>> Begin Extracted data
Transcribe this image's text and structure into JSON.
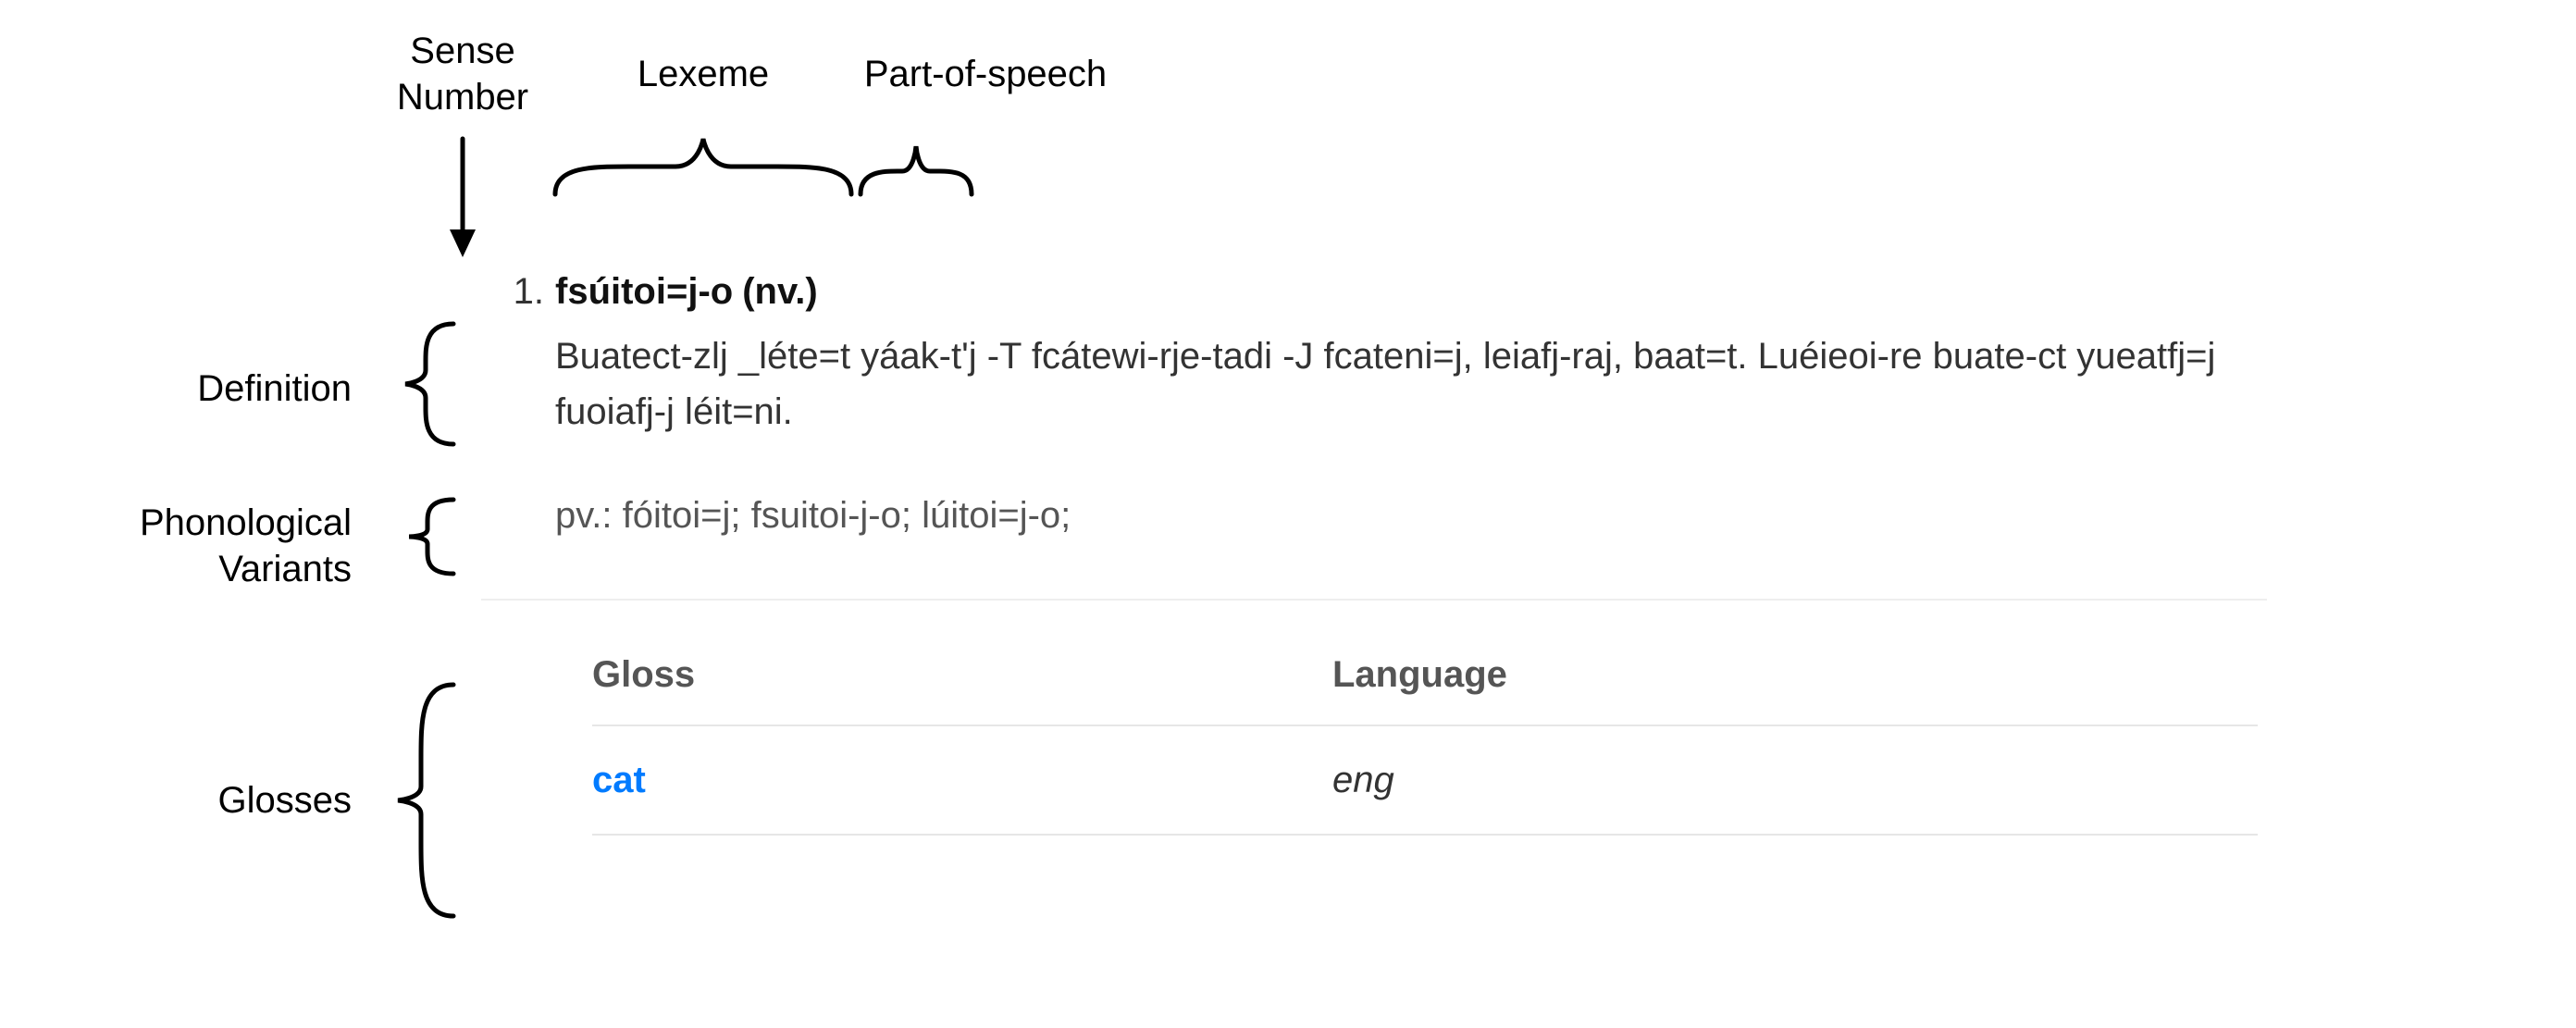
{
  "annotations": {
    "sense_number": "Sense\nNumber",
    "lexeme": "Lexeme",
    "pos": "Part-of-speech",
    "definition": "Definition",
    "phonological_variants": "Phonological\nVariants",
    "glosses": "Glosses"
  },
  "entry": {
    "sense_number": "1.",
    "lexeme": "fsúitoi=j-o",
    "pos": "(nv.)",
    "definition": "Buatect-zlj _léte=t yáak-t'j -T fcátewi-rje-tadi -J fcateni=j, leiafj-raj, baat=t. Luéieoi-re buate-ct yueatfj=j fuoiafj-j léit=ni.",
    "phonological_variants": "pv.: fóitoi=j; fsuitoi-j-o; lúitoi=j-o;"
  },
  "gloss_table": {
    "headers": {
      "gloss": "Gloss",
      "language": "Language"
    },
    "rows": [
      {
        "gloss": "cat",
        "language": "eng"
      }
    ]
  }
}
>> End Extracted data
• _Job_
Show all lines from the records above where the word "definition" occurs.

• _Response to this task_
    "definition": "Definition",
    "definition": "Buatect-zlj _léte=t yáak-t'j -T fcátewi-rje-tadi -J fcateni=j, leiafj-raj, baat=t. Luéieoi-re buate-ct yueatfj=j fuoiafj-j léit=ni.",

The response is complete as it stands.